%%

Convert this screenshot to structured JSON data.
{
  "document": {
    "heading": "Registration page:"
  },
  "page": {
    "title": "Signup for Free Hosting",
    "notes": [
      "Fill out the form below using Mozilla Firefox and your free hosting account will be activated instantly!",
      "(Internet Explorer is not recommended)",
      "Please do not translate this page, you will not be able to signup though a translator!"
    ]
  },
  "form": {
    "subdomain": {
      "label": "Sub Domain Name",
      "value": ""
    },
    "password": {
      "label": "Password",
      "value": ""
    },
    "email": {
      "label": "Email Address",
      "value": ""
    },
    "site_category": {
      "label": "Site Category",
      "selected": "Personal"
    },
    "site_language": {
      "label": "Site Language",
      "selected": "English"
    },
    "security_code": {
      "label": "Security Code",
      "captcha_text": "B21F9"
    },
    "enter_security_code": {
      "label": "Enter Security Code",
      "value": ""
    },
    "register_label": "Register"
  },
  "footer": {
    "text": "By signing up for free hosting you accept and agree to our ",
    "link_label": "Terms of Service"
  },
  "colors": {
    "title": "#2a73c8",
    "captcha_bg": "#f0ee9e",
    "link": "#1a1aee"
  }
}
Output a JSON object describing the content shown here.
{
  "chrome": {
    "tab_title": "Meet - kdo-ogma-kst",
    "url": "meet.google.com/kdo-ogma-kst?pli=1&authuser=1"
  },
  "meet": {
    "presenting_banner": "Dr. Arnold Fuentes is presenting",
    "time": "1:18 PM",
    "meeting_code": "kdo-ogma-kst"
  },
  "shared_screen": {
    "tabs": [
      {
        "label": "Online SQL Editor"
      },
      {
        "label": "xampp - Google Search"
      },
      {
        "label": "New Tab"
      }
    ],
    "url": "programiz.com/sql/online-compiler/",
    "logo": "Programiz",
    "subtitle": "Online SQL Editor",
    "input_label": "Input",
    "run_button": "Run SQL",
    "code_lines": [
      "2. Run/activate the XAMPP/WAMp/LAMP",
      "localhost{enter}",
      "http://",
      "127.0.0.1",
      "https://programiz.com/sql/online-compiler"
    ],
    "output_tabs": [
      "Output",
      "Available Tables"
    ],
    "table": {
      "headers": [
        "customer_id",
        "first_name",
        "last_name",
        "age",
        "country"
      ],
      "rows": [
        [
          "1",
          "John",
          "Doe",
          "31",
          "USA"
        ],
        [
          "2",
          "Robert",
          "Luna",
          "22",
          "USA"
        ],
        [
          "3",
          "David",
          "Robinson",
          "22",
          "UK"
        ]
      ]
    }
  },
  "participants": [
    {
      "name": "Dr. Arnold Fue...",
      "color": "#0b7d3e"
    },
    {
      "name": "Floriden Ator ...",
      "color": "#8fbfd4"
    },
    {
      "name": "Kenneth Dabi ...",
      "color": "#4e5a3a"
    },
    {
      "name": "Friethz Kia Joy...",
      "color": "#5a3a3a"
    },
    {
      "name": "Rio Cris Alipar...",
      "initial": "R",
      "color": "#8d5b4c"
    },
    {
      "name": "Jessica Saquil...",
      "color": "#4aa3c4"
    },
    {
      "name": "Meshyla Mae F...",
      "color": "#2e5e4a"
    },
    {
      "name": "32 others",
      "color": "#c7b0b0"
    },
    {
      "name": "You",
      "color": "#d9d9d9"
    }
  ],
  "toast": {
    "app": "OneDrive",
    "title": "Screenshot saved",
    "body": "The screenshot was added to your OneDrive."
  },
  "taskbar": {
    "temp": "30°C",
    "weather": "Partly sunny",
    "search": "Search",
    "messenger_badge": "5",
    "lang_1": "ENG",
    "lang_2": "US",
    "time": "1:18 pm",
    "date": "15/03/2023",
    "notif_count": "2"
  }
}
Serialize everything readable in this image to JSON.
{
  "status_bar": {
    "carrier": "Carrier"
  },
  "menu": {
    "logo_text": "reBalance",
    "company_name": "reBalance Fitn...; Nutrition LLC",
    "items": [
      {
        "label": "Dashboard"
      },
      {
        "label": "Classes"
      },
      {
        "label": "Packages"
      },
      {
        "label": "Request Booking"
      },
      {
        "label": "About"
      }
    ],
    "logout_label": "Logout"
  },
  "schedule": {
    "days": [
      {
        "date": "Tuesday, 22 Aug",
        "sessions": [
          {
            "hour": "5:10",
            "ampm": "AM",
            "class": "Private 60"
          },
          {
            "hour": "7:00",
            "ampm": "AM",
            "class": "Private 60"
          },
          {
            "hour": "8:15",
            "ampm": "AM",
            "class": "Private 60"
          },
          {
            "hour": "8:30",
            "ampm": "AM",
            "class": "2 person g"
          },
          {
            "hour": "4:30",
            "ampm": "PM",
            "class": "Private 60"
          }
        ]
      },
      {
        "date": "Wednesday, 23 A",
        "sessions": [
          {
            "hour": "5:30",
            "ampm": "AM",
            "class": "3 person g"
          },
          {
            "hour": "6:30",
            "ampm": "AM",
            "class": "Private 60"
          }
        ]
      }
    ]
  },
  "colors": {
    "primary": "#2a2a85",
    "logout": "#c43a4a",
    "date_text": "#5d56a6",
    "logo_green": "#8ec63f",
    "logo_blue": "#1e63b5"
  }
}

%%

• What to produce:
Pick out the lines that include the word "selected" and write them out.

• Completed task:
      "selected": "Personal"
      "selected": "English"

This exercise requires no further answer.